### Exercise data
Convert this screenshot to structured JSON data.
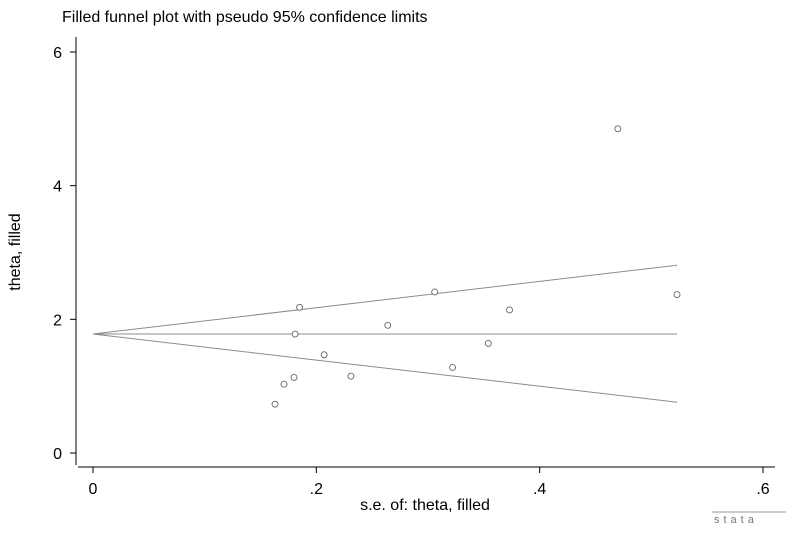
{
  "chart_data": {
    "type": "scatter",
    "title": "Filled funnel plot with pseudo 95% confidence limits",
    "xlabel": "s.e. of: theta, filled",
    "ylabel": "theta, filled",
    "xlim": [
      0,
      0.6
    ],
    "ylim": [
      0,
      6
    ],
    "xticks": [
      0,
      0.2,
      0.4,
      0.6
    ],
    "xtick_labels": [
      "0",
      ".2",
      ".4",
      ".6"
    ],
    "yticks": [
      0,
      2,
      4,
      6
    ],
    "ytick_labels": [
      "0",
      "2",
      "4",
      "6"
    ],
    "grid": false,
    "points": [
      {
        "x": 0.163,
        "y": 0.73
      },
      {
        "x": 0.171,
        "y": 1.03
      },
      {
        "x": 0.18,
        "y": 1.13
      },
      {
        "x": 0.181,
        "y": 1.78
      },
      {
        "x": 0.185,
        "y": 2.18
      },
      {
        "x": 0.207,
        "y": 1.47
      },
      {
        "x": 0.231,
        "y": 1.15
      },
      {
        "x": 0.264,
        "y": 1.91
      },
      {
        "x": 0.306,
        "y": 2.41
      },
      {
        "x": 0.322,
        "y": 1.28
      },
      {
        "x": 0.354,
        "y": 1.64
      },
      {
        "x": 0.373,
        "y": 2.14
      },
      {
        "x": 0.47,
        "y": 4.85
      },
      {
        "x": 0.523,
        "y": 2.37
      }
    ],
    "pooled_estimate": 1.78,
    "funnel_lines": [
      {
        "name": "center",
        "points": [
          [
            0,
            1.78
          ],
          [
            0.523,
            1.78
          ]
        ]
      },
      {
        "name": "upper limit",
        "points": [
          [
            0,
            1.78
          ],
          [
            0.523,
            2.81
          ]
        ]
      },
      {
        "name": "lower limit",
        "points": [
          [
            0,
            1.78
          ],
          [
            0.523,
            0.76
          ]
        ]
      }
    ]
  },
  "watermark": "stata"
}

### Required task
Pictures in the records above are not copied; print everything else exactly.

### Exercise solution
Convert this screenshot to structured JSON data.
{
  "chart_data": {
    "type": "scatter",
    "title": "Filled funnel plot with pseudo 95% confidence limits",
    "xlabel": "s.e. of: theta, filled",
    "ylabel": "theta, filled",
    "xlim": [
      0,
      0.6
    ],
    "ylim": [
      0,
      6
    ],
    "xticks": [
      0,
      0.2,
      0.4,
      0.6
    ],
    "xtick_labels": [
      "0",
      ".2",
      ".4",
      ".6"
    ],
    "yticks": [
      0,
      2,
      4,
      6
    ],
    "ytick_labels": [
      "0",
      "2",
      "4",
      "6"
    ],
    "grid": false,
    "points": [
      {
        "x": 0.163,
        "y": 0.73
      },
      {
        "x": 0.171,
        "y": 1.03
      },
      {
        "x": 0.18,
        "y": 1.13
      },
      {
        "x": 0.181,
        "y": 1.78
      },
      {
        "x": 0.185,
        "y": 2.18
      },
      {
        "x": 0.207,
        "y": 1.47
      },
      {
        "x": 0.231,
        "y": 1.15
      },
      {
        "x": 0.264,
        "y": 1.91
      },
      {
        "x": 0.306,
        "y": 2.41
      },
      {
        "x": 0.322,
        "y": 1.28
      },
      {
        "x": 0.354,
        "y": 1.64
      },
      {
        "x": 0.373,
        "y": 2.14
      },
      {
        "x": 0.47,
        "y": 4.85
      },
      {
        "x": 0.523,
        "y": 2.37
      }
    ],
    "pooled_estimate": 1.78,
    "funnel_lines": [
      {
        "name": "center",
        "points": [
          [
            0,
            1.78
          ],
          [
            0.523,
            1.78
          ]
        ]
      },
      {
        "name": "upper limit",
        "points": [
          [
            0,
            1.78
          ],
          [
            0.523,
            2.81
          ]
        ]
      },
      {
        "name": "lower limit",
        "points": [
          [
            0,
            1.78
          ],
          [
            0.523,
            0.76
          ]
        ]
      }
    ]
  },
  "watermark": "stata"
}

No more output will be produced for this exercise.